> Short problem
Copy every line of the records below where the word "данные" occurs.

Stored records
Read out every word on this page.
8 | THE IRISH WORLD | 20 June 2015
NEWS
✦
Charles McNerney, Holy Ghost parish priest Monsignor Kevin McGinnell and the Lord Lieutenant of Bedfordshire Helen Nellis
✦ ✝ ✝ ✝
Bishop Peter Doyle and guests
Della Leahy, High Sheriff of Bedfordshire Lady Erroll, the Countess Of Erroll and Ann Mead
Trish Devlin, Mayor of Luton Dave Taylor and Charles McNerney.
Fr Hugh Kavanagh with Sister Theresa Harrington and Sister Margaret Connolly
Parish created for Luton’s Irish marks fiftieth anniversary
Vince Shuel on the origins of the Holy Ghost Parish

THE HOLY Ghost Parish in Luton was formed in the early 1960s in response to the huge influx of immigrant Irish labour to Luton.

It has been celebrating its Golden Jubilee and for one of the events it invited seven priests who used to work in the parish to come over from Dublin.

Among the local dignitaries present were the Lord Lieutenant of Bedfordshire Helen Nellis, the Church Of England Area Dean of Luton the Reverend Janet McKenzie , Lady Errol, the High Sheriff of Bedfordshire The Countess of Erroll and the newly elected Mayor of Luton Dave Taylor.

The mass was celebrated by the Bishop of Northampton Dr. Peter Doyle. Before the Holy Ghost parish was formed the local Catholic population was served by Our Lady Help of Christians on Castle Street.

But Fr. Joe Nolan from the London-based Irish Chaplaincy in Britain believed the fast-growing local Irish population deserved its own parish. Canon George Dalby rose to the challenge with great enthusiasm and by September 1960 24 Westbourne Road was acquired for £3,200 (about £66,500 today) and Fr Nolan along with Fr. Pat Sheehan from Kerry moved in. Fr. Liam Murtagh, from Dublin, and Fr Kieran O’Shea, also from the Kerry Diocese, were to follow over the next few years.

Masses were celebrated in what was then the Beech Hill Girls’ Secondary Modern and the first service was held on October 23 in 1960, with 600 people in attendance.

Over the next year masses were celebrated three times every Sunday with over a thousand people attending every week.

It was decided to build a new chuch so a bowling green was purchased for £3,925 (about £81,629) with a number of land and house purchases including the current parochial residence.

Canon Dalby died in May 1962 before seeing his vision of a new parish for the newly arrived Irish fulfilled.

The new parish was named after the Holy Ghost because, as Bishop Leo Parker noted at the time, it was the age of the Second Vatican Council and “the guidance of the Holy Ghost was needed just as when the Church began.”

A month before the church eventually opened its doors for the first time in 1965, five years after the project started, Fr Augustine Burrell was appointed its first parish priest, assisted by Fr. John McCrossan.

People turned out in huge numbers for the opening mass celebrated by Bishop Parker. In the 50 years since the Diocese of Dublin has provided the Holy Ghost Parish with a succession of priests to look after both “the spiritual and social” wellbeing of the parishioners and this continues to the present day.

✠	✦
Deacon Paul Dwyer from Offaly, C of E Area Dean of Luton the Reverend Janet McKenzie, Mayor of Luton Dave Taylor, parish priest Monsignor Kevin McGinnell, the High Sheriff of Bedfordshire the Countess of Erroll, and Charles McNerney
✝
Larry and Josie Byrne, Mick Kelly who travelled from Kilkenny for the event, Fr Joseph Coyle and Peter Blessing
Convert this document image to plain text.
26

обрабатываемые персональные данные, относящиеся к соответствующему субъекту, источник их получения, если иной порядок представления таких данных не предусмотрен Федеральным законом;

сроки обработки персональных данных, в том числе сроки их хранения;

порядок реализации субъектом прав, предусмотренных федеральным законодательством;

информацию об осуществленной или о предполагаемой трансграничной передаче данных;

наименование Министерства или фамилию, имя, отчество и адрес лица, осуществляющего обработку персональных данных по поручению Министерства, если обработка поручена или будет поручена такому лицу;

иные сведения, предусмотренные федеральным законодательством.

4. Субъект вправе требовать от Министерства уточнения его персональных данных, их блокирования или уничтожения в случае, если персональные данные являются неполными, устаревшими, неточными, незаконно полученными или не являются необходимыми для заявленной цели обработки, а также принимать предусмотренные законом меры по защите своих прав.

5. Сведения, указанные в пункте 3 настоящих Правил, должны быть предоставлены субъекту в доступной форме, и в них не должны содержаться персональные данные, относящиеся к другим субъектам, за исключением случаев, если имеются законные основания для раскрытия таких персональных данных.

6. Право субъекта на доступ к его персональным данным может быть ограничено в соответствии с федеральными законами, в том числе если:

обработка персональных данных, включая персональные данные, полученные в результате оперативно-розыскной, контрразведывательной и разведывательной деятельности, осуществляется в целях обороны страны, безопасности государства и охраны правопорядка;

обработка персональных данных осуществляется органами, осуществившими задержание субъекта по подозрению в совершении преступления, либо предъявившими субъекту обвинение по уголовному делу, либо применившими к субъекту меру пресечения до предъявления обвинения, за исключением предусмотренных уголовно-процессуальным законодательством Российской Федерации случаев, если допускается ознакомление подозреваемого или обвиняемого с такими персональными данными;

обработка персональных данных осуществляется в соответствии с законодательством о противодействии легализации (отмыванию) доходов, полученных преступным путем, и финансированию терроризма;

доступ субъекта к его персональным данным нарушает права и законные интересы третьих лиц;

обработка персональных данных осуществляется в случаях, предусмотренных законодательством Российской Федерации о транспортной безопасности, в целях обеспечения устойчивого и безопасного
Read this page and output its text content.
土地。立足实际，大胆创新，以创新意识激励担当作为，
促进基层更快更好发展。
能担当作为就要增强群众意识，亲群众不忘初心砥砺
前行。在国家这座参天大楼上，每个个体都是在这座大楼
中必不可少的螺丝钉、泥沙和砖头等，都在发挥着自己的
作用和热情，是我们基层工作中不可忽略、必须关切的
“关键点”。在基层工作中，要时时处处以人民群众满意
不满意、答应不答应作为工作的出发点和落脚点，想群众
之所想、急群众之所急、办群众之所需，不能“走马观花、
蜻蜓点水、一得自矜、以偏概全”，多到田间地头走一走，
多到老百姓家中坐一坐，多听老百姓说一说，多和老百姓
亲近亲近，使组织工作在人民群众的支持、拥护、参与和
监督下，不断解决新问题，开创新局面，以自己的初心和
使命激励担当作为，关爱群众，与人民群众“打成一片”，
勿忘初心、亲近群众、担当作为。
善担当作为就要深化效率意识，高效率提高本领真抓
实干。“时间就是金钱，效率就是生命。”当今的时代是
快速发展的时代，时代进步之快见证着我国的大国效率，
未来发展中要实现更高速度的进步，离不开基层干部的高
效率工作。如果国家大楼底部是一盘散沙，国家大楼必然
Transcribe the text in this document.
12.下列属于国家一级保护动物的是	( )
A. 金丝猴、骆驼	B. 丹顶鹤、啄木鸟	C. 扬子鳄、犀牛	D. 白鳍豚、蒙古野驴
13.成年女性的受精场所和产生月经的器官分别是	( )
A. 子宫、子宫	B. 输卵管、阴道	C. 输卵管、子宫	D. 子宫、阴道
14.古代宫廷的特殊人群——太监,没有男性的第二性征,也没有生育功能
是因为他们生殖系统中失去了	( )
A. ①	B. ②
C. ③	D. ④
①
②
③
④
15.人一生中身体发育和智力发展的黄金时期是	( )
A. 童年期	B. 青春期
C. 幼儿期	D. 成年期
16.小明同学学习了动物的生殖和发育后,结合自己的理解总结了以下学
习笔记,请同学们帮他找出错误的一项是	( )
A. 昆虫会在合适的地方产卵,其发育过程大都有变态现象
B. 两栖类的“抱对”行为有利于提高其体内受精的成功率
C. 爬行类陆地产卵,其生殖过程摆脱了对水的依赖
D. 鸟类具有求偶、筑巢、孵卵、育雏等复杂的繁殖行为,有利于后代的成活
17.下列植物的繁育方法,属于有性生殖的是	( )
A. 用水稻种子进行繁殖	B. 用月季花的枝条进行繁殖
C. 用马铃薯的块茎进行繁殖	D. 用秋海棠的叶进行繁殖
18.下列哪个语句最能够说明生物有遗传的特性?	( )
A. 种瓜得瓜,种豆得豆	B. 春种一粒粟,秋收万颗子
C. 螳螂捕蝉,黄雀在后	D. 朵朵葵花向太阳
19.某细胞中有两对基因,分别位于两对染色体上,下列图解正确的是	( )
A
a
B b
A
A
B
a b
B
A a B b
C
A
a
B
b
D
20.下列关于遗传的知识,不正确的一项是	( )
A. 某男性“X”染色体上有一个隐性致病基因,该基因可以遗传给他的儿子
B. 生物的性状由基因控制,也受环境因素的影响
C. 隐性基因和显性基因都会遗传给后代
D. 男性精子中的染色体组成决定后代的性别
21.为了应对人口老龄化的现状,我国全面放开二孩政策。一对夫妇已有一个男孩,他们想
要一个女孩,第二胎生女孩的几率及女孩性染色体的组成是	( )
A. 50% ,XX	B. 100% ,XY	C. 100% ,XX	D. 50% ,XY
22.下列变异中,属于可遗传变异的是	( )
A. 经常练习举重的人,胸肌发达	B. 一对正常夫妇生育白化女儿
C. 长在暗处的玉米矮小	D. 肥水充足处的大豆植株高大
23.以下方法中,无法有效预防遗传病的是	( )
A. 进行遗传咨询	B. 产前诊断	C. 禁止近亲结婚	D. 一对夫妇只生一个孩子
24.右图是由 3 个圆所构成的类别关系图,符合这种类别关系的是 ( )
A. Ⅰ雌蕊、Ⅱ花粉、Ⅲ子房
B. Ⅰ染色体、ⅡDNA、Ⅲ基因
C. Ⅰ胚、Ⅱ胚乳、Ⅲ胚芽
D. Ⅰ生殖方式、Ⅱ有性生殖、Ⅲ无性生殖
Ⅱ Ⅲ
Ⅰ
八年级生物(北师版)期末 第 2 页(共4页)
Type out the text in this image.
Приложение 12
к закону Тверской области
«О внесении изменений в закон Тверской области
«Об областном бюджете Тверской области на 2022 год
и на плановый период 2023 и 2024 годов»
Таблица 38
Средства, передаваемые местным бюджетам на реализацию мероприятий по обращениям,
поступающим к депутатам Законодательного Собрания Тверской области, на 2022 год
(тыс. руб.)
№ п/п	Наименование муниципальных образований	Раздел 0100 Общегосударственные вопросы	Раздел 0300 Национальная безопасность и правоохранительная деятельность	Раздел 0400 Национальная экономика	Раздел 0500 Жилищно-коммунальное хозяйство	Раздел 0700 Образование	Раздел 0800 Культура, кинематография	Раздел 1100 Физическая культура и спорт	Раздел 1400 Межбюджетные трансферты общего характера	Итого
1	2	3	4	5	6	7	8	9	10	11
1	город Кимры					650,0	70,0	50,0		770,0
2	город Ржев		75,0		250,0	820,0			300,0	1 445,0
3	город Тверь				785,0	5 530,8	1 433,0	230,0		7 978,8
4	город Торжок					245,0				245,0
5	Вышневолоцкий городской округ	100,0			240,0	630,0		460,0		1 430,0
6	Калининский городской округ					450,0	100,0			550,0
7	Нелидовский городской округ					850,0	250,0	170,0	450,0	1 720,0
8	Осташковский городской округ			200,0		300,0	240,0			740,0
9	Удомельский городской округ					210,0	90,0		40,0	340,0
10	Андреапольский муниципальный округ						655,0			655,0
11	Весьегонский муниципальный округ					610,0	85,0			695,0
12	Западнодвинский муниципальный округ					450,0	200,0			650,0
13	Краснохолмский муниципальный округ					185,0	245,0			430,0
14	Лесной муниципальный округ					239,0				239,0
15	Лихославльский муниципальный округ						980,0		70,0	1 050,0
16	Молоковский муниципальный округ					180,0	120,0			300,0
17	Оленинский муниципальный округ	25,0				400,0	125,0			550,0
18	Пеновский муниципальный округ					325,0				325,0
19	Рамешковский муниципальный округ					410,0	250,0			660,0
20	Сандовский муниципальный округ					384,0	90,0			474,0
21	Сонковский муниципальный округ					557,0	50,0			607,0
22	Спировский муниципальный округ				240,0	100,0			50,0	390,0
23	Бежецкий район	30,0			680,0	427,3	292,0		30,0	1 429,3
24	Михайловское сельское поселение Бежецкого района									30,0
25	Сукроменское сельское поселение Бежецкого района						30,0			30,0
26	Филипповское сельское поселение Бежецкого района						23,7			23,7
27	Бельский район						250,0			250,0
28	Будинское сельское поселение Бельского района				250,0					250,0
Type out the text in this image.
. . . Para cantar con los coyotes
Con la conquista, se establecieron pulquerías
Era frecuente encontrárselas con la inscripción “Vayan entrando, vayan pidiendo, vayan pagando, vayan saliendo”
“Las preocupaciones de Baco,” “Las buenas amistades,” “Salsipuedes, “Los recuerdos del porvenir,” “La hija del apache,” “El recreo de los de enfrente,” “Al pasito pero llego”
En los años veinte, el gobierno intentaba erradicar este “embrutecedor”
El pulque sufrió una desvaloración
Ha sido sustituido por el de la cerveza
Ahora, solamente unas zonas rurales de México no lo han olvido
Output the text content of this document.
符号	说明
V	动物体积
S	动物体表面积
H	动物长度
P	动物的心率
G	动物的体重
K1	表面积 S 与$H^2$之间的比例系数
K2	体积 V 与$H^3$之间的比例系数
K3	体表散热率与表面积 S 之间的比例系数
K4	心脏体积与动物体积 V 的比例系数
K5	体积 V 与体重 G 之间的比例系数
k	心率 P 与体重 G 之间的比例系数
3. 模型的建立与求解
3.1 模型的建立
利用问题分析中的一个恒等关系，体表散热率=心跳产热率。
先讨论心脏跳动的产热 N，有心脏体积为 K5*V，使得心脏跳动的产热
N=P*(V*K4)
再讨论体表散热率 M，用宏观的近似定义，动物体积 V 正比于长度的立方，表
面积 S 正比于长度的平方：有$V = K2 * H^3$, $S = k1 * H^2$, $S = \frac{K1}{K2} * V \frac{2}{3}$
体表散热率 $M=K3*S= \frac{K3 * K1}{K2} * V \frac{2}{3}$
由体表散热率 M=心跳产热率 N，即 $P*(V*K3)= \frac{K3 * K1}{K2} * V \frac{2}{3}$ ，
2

> Solution to the problem
обрабатываемые персональные данные, относящиеся к соответствующему субъекту, источник их получения, если иной порядок представления таких данных не предусмотрен Федеральным законом;
4. Субъект вправе требовать от Министерства уточнения его персональных данных, их блокирования или уничтожения в случае, если персональные данные являются неполными, устаревшими, неточными, незаконно полученными или не являются необходимыми для заявленной цели обработки, а также принимать предусмотренные законом меры по защите своих прав.
5. Сведения, указанные в пункте 3 настоящих Правил, должны быть предоставлены субъекту в доступной форме, и в них не должны содержаться персональные данные, относящиеся к другим субъектам, за исключением случаев, если имеются законные основания для раскрытия таких персональных данных.
обработка персональных данных, включая персональные данные, полученные в результате оперативно-розыскной, контрразведывательной и разведывательной деятельности, осуществляется в целях обороны страны, безопасности государства и охраны правопорядка;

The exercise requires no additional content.